**Exercise requirements**.
Without including any pictures, copy each entry below exactly.
--- Exercise input ---
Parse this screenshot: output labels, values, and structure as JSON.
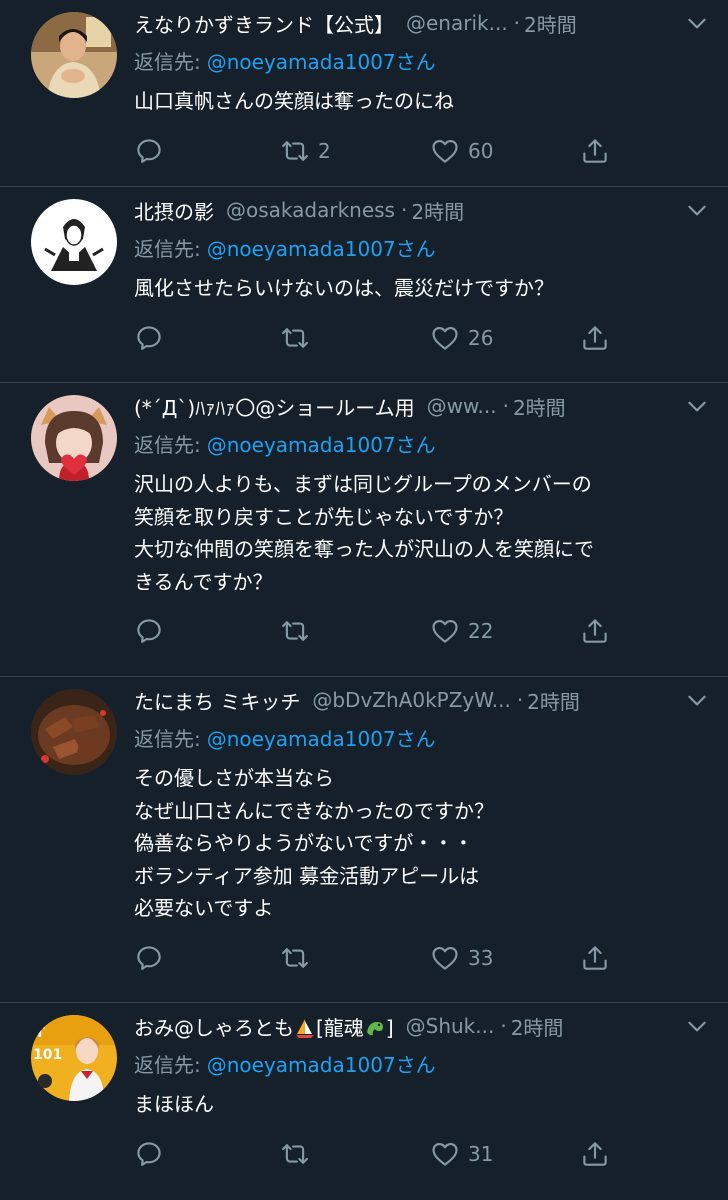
{
  "tweets": [
    {
      "name": "えなりかずきランド【公式】",
      "handle": "@enarik...",
      "separator": "·",
      "time": "2時間",
      "reply_prefix": "返信先:",
      "reply_to": "@noeyamada1007さん",
      "lines": [
        "山口真帆さんの笑顔は奪ったのにね"
      ],
      "reply_count": "",
      "retweet_count": "2",
      "like_count": "60"
    },
    {
      "name": "北摂の影",
      "handle": "@osakadarkness",
      "separator": "·",
      "time": "2時間",
      "reply_prefix": "返信先:",
      "reply_to": "@noeyamada1007さん",
      "lines": [
        "風化させたらいけないのは、震災だけですか？"
      ],
      "reply_count": "",
      "retweet_count": "",
      "like_count": "26"
    },
    {
      "name": "(*´Д`)ﾊｧﾊｧ〇@ショールーム用",
      "handle": "@ww...",
      "separator": "·",
      "time": "2時間",
      "reply_prefix": "返信先:",
      "reply_to": "@noeyamada1007さん",
      "lines": [
        "沢山の人よりも、まずは同じグループのメンバーの",
        "笑顔を取り戻すことが先じゃないですか？",
        "大切な仲間の笑顔を奪った人が沢山の人を笑顔にで",
        "きるんですか？"
      ],
      "reply_count": "",
      "retweet_count": "",
      "like_count": "22"
    },
    {
      "name": "たにまち ミキッチ",
      "handle": "@bDvZhA0kPZyW...",
      "separator": "·",
      "time": "2時間",
      "reply_prefix": "返信先:",
      "reply_to": "@noeyamada1007さん",
      "lines": [
        "その優しさが本当なら",
        "なぜ山口さんにできなかったのですか？",
        "偽善ならやりようがないですが・・・",
        "ボランティア参加 募金活動アピールは",
        "必要ないですよ"
      ],
      "reply_count": "",
      "retweet_count": "",
      "like_count": "33"
    },
    {
      "name_prefix": "おみ@しゃろとも",
      "name_mid": "[龍魂",
      "name_suffix": "]",
      "handle": "@Shuk...",
      "separator": "·",
      "time": "2時間",
      "reply_prefix": "返信先:",
      "reply_to": "@noeyamada1007さん",
      "lines": [
        "まほほん"
      ],
      "reply_count": "",
      "retweet_count": "",
      "like_count": "31"
    }
  ],
  "icons": {
    "reply": "reply-icon",
    "retweet": "retweet-icon",
    "like": "heart-icon",
    "share": "share-icon",
    "menu": "chevron-down-icon"
  },
  "colors": {
    "background": "#15202b",
    "divider": "#38444d",
    "secondary_text": "#8899a6",
    "link": "#1da1f2"
  }
}
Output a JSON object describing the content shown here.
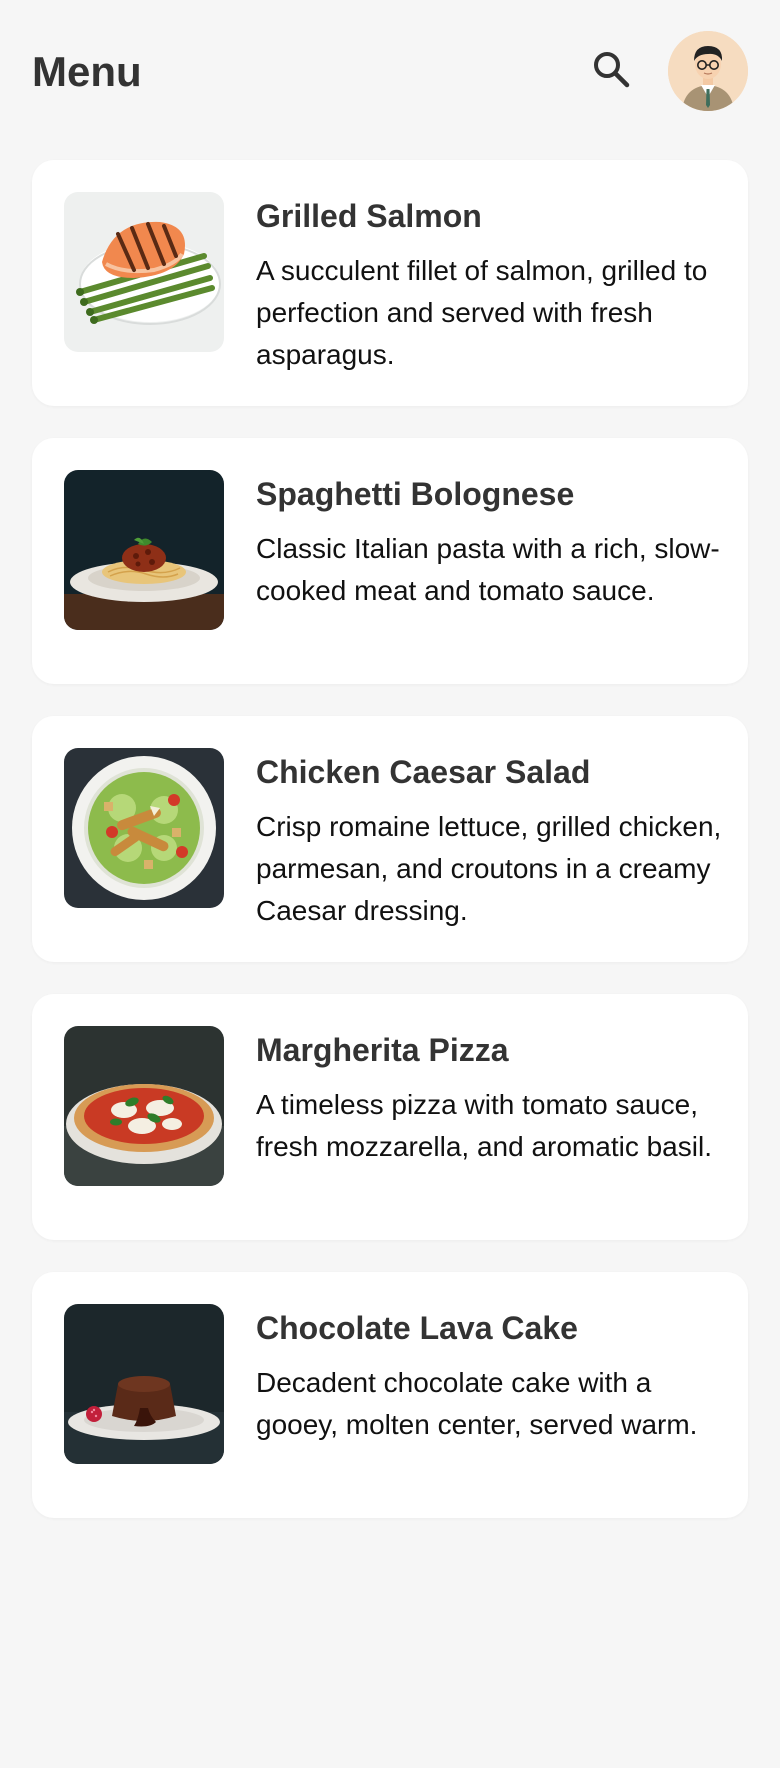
{
  "header": {
    "title": "Menu",
    "search_icon": "search-icon",
    "avatar_icon": "user-avatar"
  },
  "items": [
    {
      "name": "Grilled Salmon",
      "description": "A succulent fillet of salmon, grilled to perfection and served with fresh asparagus."
    },
    {
      "name": "Spaghetti Bolognese",
      "description": "Classic Italian pasta with a rich, slow-cooked meat and tomato sauce."
    },
    {
      "name": "Chicken Caesar Salad",
      "description": "Crisp romaine lettuce, grilled chicken, parmesan, and croutons in a creamy Caesar dressing."
    },
    {
      "name": "Margherita Pizza",
      "description": "A timeless pizza with tomato sauce, fresh mozzarella, and aromatic basil."
    },
    {
      "name": "Chocolate Lava Cake",
      "description": "Decadent chocolate cake with a gooey, molten center, served warm."
    }
  ],
  "colors": {
    "background": "#f6f6f6",
    "card": "#ffffff",
    "avatar_bg": "#f6dcc0"
  }
}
---
**Reply**.
Parse this screenshot: output labels, values, and structure as JSON.
{
  "tweets": [
    {
      "name": "えなりかずきランド【公式】",
      "handle": "@enarik...",
      "separator": "·",
      "time": "2時間",
      "reply_prefix": "返信先:",
      "reply_to": "@noeyamada1007さん",
      "lines": [
        "山口真帆さんの笑顔は奪ったのにね"
      ],
      "reply_count": "",
      "retweet_count": "2",
      "like_count": "60"
    },
    {
      "name": "北摂の影",
      "handle": "@osakadarkness",
      "separator": "·",
      "time": "2時間",
      "reply_prefix": "返信先:",
      "reply_to": "@noeyamada1007さん",
      "lines": [
        "風化させたらいけないのは、震災だけですか？"
      ],
      "reply_count": "",
      "retweet_count": "",
      "like_count": "26"
    },
    {
      "name": "(*´Д`)ﾊｧﾊｧ〇@ショールーム用",
      "handle": "@ww...",
      "separator": "·",
      "time": "2時間",
      "reply_prefix": "返信先:",
      "reply_to": "@noeyamada1007さん",
      "lines": [
        "沢山の人よりも、まずは同じグループのメンバーの",
        "笑顔を取り戻すことが先じゃないですか？",
        "大切な仲間の笑顔を奪った人が沢山の人を笑顔にで",
        "きるんですか？"
      ],
      "reply_count": "",
      "retweet_count": "",
      "like_count": "22"
    },
    {
      "name": "たにまち ミキッチ",
      "handle": "@bDvZhA0kPZyW...",
      "separator": "·",
      "time": "2時間",
      "reply_prefix": "返信先:",
      "reply_to": "@noeyamada1007さん",
      "lines": [
        "その優しさが本当なら",
        "なぜ山口さんにできなかったのですか？",
        "偽善ならやりようがないですが・・・",
        "ボランティア参加 募金活動アピールは",
        "必要ないですよ"
      ],
      "reply_count": "",
      "retweet_count": "",
      "like_count": "33"
    },
    {
      "name_prefix": "おみ@しゃろとも",
      "name_mid": "[龍魂",
      "name_suffix": "]",
      "handle": "@Shuk...",
      "separator": "·",
      "time": "2時間",
      "reply_prefix": "返信先:",
      "reply_to": "@noeyamada1007さん",
      "lines": [
        "まほほん"
      ],
      "reply_count": "",
      "retweet_count": "",
      "like_count": "31"
    }
  ],
  "icons": {
    "reply": "reply-icon",
    "retweet": "retweet-icon",
    "like": "heart-icon",
    "share": "share-icon",
    "menu": "chevron-down-icon"
  },
  "colors": {
    "background": "#15202b",
    "divider": "#38444d",
    "secondary_text": "#8899a6",
    "link": "#1da1f2"
  }
}
Output a JSON object describing the content shown here.
{
  "header": {
    "title": "Menu",
    "search_icon": "search-icon",
    "avatar_icon": "user-avatar"
  },
  "items": [
    {
      "name": "Grilled Salmon",
      "description": "A succulent fillet of salmon, grilled to perfection and served with fresh asparagus."
    },
    {
      "name": "Spaghetti Bolognese",
      "description": "Classic Italian pasta with a rich, slow-cooked meat and tomato sauce."
    },
    {
      "name": "Chicken Caesar Salad",
      "description": "Crisp romaine lettuce, grilled chicken, parmesan, and croutons in a creamy Caesar dressing."
    },
    {
      "name": "Margherita Pizza",
      "description": "A timeless pizza with tomato sauce, fresh mozzarella, and aromatic basil."
    },
    {
      "name": "Chocolate Lava Cake",
      "description": "Decadent chocolate cake with a gooey, molten center, served warm."
    }
  ],
  "colors": {
    "background": "#f6f6f6",
    "card": "#ffffff",
    "avatar_bg": "#f6dcc0"
  }
}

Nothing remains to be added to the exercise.